GIVEN ENTRIES:
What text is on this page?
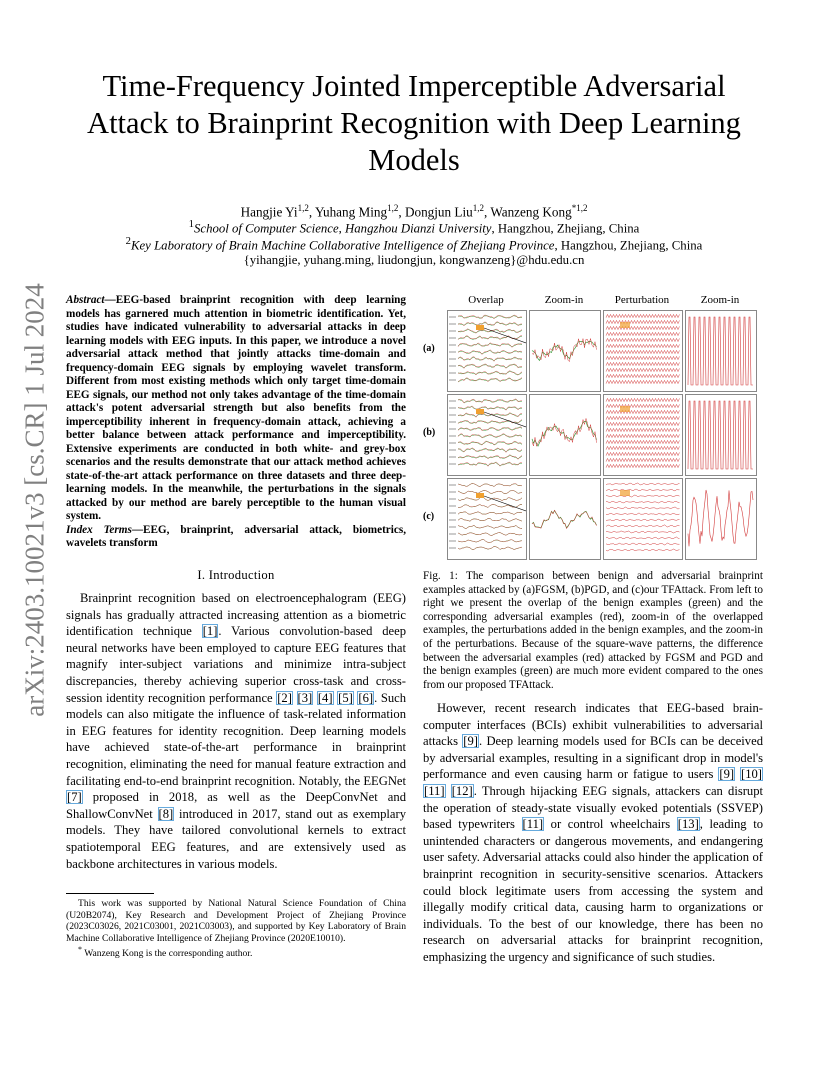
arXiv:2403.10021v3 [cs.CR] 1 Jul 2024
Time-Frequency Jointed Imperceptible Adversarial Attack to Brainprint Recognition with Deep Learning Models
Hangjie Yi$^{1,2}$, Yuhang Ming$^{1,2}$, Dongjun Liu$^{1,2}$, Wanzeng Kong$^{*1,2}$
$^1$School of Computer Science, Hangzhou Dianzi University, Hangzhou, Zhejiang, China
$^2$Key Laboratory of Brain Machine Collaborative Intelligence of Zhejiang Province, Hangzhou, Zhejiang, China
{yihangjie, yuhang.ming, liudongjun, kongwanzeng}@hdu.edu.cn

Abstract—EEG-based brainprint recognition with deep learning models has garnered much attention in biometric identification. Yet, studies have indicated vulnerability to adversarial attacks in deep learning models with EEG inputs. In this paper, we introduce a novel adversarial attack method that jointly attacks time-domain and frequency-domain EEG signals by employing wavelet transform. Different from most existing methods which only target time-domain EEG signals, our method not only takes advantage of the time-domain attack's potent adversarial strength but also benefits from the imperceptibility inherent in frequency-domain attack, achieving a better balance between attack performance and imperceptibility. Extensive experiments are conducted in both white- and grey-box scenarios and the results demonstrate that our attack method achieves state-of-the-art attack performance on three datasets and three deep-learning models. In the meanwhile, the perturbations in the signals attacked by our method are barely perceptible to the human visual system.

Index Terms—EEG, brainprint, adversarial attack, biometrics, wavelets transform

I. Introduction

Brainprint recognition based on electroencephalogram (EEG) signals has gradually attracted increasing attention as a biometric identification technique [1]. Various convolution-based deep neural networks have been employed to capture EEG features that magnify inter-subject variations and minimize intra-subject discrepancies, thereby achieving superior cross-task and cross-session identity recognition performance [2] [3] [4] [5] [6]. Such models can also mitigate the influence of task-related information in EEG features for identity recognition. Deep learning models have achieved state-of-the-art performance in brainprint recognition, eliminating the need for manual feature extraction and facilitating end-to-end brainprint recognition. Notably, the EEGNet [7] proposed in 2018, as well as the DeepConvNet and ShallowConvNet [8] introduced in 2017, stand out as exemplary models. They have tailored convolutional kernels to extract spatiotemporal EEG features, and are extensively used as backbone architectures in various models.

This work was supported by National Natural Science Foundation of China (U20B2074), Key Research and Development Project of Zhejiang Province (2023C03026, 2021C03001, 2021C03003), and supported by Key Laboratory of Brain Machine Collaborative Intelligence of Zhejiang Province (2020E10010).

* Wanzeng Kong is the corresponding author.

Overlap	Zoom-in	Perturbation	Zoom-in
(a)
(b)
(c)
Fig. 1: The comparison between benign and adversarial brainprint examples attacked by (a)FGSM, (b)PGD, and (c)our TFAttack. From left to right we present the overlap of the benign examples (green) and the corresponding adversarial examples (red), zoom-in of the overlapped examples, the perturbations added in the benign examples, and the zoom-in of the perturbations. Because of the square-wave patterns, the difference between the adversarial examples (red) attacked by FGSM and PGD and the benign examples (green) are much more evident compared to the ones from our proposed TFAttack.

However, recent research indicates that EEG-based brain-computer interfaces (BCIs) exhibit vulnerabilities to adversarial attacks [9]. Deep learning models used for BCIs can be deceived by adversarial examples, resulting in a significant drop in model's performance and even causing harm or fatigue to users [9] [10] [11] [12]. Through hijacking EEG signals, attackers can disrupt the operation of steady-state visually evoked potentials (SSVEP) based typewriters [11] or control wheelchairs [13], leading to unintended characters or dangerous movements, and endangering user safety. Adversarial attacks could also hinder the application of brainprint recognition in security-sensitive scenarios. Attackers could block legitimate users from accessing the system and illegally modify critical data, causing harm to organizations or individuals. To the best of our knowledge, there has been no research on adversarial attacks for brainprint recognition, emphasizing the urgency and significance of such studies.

TASK: Transcribe all of the material exactly, leaving out whatever pictures it contains.

RESULT:
What text is on this page?
arXiv:2403.10021v3 [cs.CR] 1 Jul 2024
Time-Frequency Jointed Imperceptible Adversarial Attack to Brainprint Recognition with Deep Learning Models
Hangjie Yi$^{1,2}$, Yuhang Ming$^{1,2}$, Dongjun Liu$^{1,2}$, Wanzeng Kong$^{*1,2}$
$^1$School of Computer Science, Hangzhou Dianzi University, Hangzhou, Zhejiang, China
$^2$Key Laboratory of Brain Machine Collaborative Intelligence of Zhejiang Province, Hangzhou, Zhejiang, China
{yihangjie, yuhang.ming, liudongjun, kongwanzeng}@hdu.edu.cn

Abstract—EEG-based brainprint recognition with deep learning models has garnered much attention in biometric identification. Yet, studies have indicated vulnerability to adversarial attacks in deep learning models with EEG inputs. In this paper, we introduce a novel adversarial attack method that jointly attacks time-domain and frequency-domain EEG signals by employing wavelet transform. Different from most existing methods which only target time-domain EEG signals, our method not only takes advantage of the time-domain attack's potent adversarial strength but also benefits from the imperceptibility inherent in frequency-domain attack, achieving a better balance between attack performance and imperceptibility. Extensive experiments are conducted in both white- and grey-box scenarios and the results demonstrate that our attack method achieves state-of-the-art attack performance on three datasets and three deep-learning models. In the meanwhile, the perturbations in the signals attacked by our method are barely perceptible to the human visual system.

Index Terms—EEG, brainprint, adversarial attack, biometrics, wavelets transform

I. Introduction

Brainprint recognition based on electroencephalogram (EEG) signals has gradually attracted increasing attention as a biometric identification technique [1]. Various convolution-based deep neural networks have been employed to capture EEG features that magnify inter-subject variations and minimize intra-subject discrepancies, thereby achieving superior cross-task and cross-session identity recognition performance [2] [3] [4] [5] [6]. Such models can also mitigate the influence of task-related information in EEG features for identity recognition. Deep learning models have achieved state-of-the-art performance in brainprint recognition, eliminating the need for manual feature extraction and facilitating end-to-end brainprint recognition. Notably, the EEGNet [7] proposed in 2018, as well as the DeepConvNet and ShallowConvNet [8] introduced in 2017, stand out as exemplary models. They have tailored convolutional kernels to extract spatiotemporal EEG features, and are extensively used as backbone architectures in various models.

This work was supported by National Natural Science Foundation of China (U20B2074), Key Research and Development Project of Zhejiang Province (2023C03026, 2021C03001, 2021C03003), and supported by Key Laboratory of Brain Machine Collaborative Intelligence of Zhejiang Province (2020E10010).

* Wanzeng Kong is the corresponding author.

Overlap	Zoom-in	Perturbation	Zoom-in
(a)
(b)
(c)
Fig. 1: The comparison between benign and adversarial brainprint examples attacked by (a)FGSM, (b)PGD, and (c)our TFAttack. From left to right we present the overlap of the benign examples (green) and the corresponding adversarial examples (red), zoom-in of the overlapped examples, the perturbations added in the benign examples, and the zoom-in of the perturbations. Because of the square-wave patterns, the difference between the adversarial examples (red) attacked by FGSM and PGD and the benign examples (green) are much more evident compared to the ones from our proposed TFAttack.

However, recent research indicates that EEG-based brain-computer interfaces (BCIs) exhibit vulnerabilities to adversarial attacks [9]. Deep learning models used for BCIs can be deceived by adversarial examples, resulting in a significant drop in model's performance and even causing harm or fatigue to users [9] [10] [11] [12]. Through hijacking EEG signals, attackers can disrupt the operation of steady-state visually evoked potentials (SSVEP) based typewriters [11] or control wheelchairs [13], leading to unintended characters or dangerous movements, and endangering user safety. Adversarial attacks could also hinder the application of brainprint recognition in security-sensitive scenarios. Attackers could block legitimate users from accessing the system and illegally modify critical data, causing harm to organizations or individuals. To the best of our knowledge, there has been no research on adversarial attacks for brainprint recognition, emphasizing the urgency and significance of such studies.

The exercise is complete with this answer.